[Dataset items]

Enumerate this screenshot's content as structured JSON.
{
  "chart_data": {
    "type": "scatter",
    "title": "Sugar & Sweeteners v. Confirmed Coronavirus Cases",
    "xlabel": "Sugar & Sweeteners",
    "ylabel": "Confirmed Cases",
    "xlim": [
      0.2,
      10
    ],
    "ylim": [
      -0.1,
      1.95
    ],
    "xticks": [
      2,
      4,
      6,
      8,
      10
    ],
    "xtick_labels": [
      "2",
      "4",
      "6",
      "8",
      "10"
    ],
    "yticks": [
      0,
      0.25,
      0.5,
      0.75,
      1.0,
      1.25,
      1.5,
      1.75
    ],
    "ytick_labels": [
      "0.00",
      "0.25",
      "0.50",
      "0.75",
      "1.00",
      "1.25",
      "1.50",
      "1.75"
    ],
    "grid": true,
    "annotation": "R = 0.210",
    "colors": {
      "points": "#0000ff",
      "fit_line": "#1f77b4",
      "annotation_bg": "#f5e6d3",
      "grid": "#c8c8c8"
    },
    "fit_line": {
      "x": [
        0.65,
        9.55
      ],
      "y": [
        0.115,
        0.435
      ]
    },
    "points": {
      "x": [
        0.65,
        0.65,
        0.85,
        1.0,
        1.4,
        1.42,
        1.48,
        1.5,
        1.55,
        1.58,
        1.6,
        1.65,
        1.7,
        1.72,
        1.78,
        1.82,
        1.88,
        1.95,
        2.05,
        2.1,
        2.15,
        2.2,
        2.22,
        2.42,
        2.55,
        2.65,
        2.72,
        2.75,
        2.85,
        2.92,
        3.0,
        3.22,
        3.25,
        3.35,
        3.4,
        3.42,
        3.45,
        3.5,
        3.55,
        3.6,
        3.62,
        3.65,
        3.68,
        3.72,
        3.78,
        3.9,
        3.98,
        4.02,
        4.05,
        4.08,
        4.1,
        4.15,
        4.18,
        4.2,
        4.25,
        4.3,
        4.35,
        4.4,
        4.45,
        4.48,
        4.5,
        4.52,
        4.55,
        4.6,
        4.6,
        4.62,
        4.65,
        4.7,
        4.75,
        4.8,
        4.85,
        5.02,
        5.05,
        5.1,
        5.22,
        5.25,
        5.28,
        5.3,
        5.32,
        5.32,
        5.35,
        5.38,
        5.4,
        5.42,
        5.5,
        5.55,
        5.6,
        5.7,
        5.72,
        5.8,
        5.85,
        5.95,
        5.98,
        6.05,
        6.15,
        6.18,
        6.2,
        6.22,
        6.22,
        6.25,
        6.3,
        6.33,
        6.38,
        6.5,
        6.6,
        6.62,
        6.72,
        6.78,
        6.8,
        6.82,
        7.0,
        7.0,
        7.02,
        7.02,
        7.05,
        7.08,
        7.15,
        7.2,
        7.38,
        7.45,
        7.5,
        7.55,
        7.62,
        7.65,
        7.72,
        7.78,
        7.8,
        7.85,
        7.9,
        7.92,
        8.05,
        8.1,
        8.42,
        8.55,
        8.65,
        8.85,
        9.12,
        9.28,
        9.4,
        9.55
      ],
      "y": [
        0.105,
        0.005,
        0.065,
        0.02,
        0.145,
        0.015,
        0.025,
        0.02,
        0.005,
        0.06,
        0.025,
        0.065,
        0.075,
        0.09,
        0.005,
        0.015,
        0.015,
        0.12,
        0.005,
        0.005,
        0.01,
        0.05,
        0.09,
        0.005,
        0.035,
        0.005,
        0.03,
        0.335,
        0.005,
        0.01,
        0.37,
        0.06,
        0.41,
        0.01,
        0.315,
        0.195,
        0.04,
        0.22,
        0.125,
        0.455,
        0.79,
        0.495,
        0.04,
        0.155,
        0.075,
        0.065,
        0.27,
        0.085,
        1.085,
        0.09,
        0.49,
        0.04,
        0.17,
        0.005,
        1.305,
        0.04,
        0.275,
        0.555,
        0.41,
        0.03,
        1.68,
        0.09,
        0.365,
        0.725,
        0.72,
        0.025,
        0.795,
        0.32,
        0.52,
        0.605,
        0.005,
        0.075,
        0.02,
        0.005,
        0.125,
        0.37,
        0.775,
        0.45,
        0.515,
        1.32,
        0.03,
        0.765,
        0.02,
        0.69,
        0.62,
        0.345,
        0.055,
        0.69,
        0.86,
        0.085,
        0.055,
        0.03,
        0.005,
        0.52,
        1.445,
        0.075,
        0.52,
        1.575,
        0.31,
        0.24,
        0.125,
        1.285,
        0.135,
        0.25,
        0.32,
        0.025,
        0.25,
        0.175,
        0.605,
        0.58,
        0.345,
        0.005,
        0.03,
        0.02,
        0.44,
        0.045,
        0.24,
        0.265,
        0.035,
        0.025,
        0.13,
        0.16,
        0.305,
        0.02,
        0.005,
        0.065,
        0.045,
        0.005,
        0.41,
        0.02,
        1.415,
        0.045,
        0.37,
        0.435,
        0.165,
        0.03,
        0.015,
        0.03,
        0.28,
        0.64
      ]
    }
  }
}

--- Task to carry out ---
All of the records go in your answer, copied exactly.

--- Output of the task ---
Enumerate this screenshot's content as structured JSON.
{
  "chart_data": {
    "type": "scatter",
    "title": "Sugar & Sweeteners v. Confirmed Coronavirus Cases",
    "xlabel": "Sugar & Sweeteners",
    "ylabel": "Confirmed Cases",
    "xlim": [
      0.2,
      10
    ],
    "ylim": [
      -0.1,
      1.95
    ],
    "xticks": [
      2,
      4,
      6,
      8,
      10
    ],
    "xtick_labels": [
      "2",
      "4",
      "6",
      "8",
      "10"
    ],
    "yticks": [
      0,
      0.25,
      0.5,
      0.75,
      1.0,
      1.25,
      1.5,
      1.75
    ],
    "ytick_labels": [
      "0.00",
      "0.25",
      "0.50",
      "0.75",
      "1.00",
      "1.25",
      "1.50",
      "1.75"
    ],
    "grid": true,
    "annotation": "R = 0.210",
    "colors": {
      "points": "#0000ff",
      "fit_line": "#1f77b4",
      "annotation_bg": "#f5e6d3",
      "grid": "#c8c8c8"
    },
    "fit_line": {
      "x": [
        0.65,
        9.55
      ],
      "y": [
        0.115,
        0.435
      ]
    },
    "points": {
      "x": [
        0.65,
        0.65,
        0.85,
        1.0,
        1.4,
        1.42,
        1.48,
        1.5,
        1.55,
        1.58,
        1.6,
        1.65,
        1.7,
        1.72,
        1.78,
        1.82,
        1.88,
        1.95,
        2.05,
        2.1,
        2.15,
        2.2,
        2.22,
        2.42,
        2.55,
        2.65,
        2.72,
        2.75,
        2.85,
        2.92,
        3.0,
        3.22,
        3.25,
        3.35,
        3.4,
        3.42,
        3.45,
        3.5,
        3.55,
        3.6,
        3.62,
        3.65,
        3.68,
        3.72,
        3.78,
        3.9,
        3.98,
        4.02,
        4.05,
        4.08,
        4.1,
        4.15,
        4.18,
        4.2,
        4.25,
        4.3,
        4.35,
        4.4,
        4.45,
        4.48,
        4.5,
        4.52,
        4.55,
        4.6,
        4.6,
        4.62,
        4.65,
        4.7,
        4.75,
        4.8,
        4.85,
        5.02,
        5.05,
        5.1,
        5.22,
        5.25,
        5.28,
        5.3,
        5.32,
        5.32,
        5.35,
        5.38,
        5.4,
        5.42,
        5.5,
        5.55,
        5.6,
        5.7,
        5.72,
        5.8,
        5.85,
        5.95,
        5.98,
        6.05,
        6.15,
        6.18,
        6.2,
        6.22,
        6.22,
        6.25,
        6.3,
        6.33,
        6.38,
        6.5,
        6.6,
        6.62,
        6.72,
        6.78,
        6.8,
        6.82,
        7.0,
        7.0,
        7.02,
        7.02,
        7.05,
        7.08,
        7.15,
        7.2,
        7.38,
        7.45,
        7.5,
        7.55,
        7.62,
        7.65,
        7.72,
        7.78,
        7.8,
        7.85,
        7.9,
        7.92,
        8.05,
        8.1,
        8.42,
        8.55,
        8.65,
        8.85,
        9.12,
        9.28,
        9.4,
        9.55
      ],
      "y": [
        0.105,
        0.005,
        0.065,
        0.02,
        0.145,
        0.015,
        0.025,
        0.02,
        0.005,
        0.06,
        0.025,
        0.065,
        0.075,
        0.09,
        0.005,
        0.015,
        0.015,
        0.12,
        0.005,
        0.005,
        0.01,
        0.05,
        0.09,
        0.005,
        0.035,
        0.005,
        0.03,
        0.335,
        0.005,
        0.01,
        0.37,
        0.06,
        0.41,
        0.01,
        0.315,
        0.195,
        0.04,
        0.22,
        0.125,
        0.455,
        0.79,
        0.495,
        0.04,
        0.155,
        0.075,
        0.065,
        0.27,
        0.085,
        1.085,
        0.09,
        0.49,
        0.04,
        0.17,
        0.005,
        1.305,
        0.04,
        0.275,
        0.555,
        0.41,
        0.03,
        1.68,
        0.09,
        0.365,
        0.725,
        0.72,
        0.025,
        0.795,
        0.32,
        0.52,
        0.605,
        0.005,
        0.075,
        0.02,
        0.005,
        0.125,
        0.37,
        0.775,
        0.45,
        0.515,
        1.32,
        0.03,
        0.765,
        0.02,
        0.69,
        0.62,
        0.345,
        0.055,
        0.69,
        0.86,
        0.085,
        0.055,
        0.03,
        0.005,
        0.52,
        1.445,
        0.075,
        0.52,
        1.575,
        0.31,
        0.24,
        0.125,
        1.285,
        0.135,
        0.25,
        0.32,
        0.025,
        0.25,
        0.175,
        0.605,
        0.58,
        0.345,
        0.005,
        0.03,
        0.02,
        0.44,
        0.045,
        0.24,
        0.265,
        0.035,
        0.025,
        0.13,
        0.16,
        0.305,
        0.02,
        0.005,
        0.065,
        0.045,
        0.005,
        0.41,
        0.02,
        1.415,
        0.045,
        0.37,
        0.435,
        0.165,
        0.03,
        0.015,
        0.03,
        0.28,
        0.64
      ]
    }
  }
}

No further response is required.